§ Instructions for the task:
Every line holding the string "будут" should be gathered.

START Data entries

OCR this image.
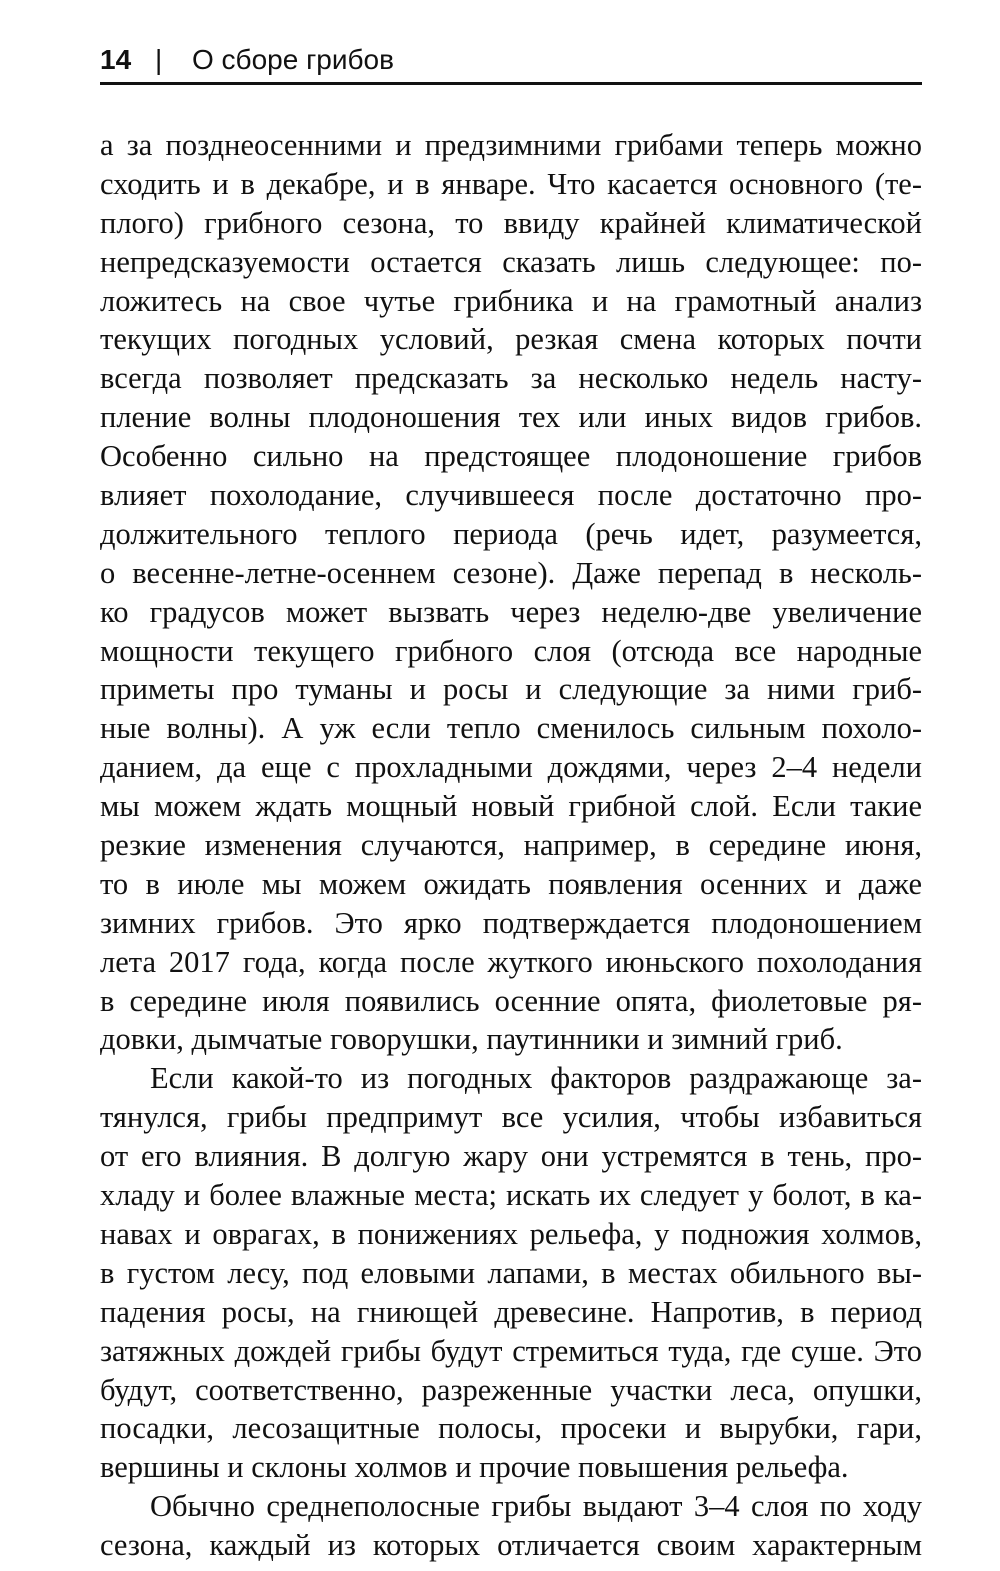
14 | О сборе грибов
а за позднеосенними и предзимними грибами теперь можно
сходить и в декабре, и в январе. Что касается основного (те-
плого) грибного сезона, то ввиду крайней климатической
непредсказуемости остается сказать лишь следующее: по-
ложитесь на свое чутье грибника и на грамотный анализ
текущих погодных условий, резкая смена которых почти
всегда позволяет предсказать за несколько недель насту-
пление волны плодоношения тех или иных видов грибов.
Особенно сильно на предстоящее плодоношение грибов
влияет похолодание, случившееся после достаточно про-
должительного теплого периода (речь идет, разумеется,
о весенне-летне-осеннем сезоне). Даже перепад в несколь-
ко градусов может вызвать через неделю-две увеличение
мощности текущего грибного слоя (отсюда все народные
приметы про туманы и росы и следующие за ними гриб-
ные волны). А уж если тепло сменилось сильным похоло-
данием, да еще с прохладными дождями, через 2–4 недели
мы можем ждать мощный новый грибной слой. Если такие
резкие изменения случаются, например, в середине июня,
то в июле мы можем ожидать появления осенних и даже
зимних грибов. Это ярко подтверждается плодоношением
лета 2017 года, когда после жуткого июньского похолодания
в середине июля появились осенние опята, фиолетовые ря-
довки, дымчатые говорушки, паутинники и зимний гриб.
Если какой-то из погодных факторов раздражающе за-
тянулся, грибы предпримут все усилия, чтобы избавиться
от его влияния. В долгую жару они устремятся в тень, про-
хладу и более влажные места; искать их следует у болот, в ка-
навах и оврагах, в понижениях рельефа, у подножия холмов,
в густом лесу, под еловыми лапами, в местах обильного вы-
падения росы, на гниющей древесине. Напротив, в период
затяжных дождей грибы будут стремиться туда, где суше. Это
будут, соответственно, разреженные участки леса, опушки,
посадки, лесозащитные полосы, просеки и вырубки, гари,
вершины и склоны холмов и прочие повышения рельефа.
Обычно среднеполосные грибы выдают 3–4 слоя по ходу
сезона, каждый из которых отличается своим характерным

END Data entries

§ Task answer:
затяжных дождей грибы будут стремиться туда, где суше. Это
будут, соответственно, разреженные участки леса, опушки,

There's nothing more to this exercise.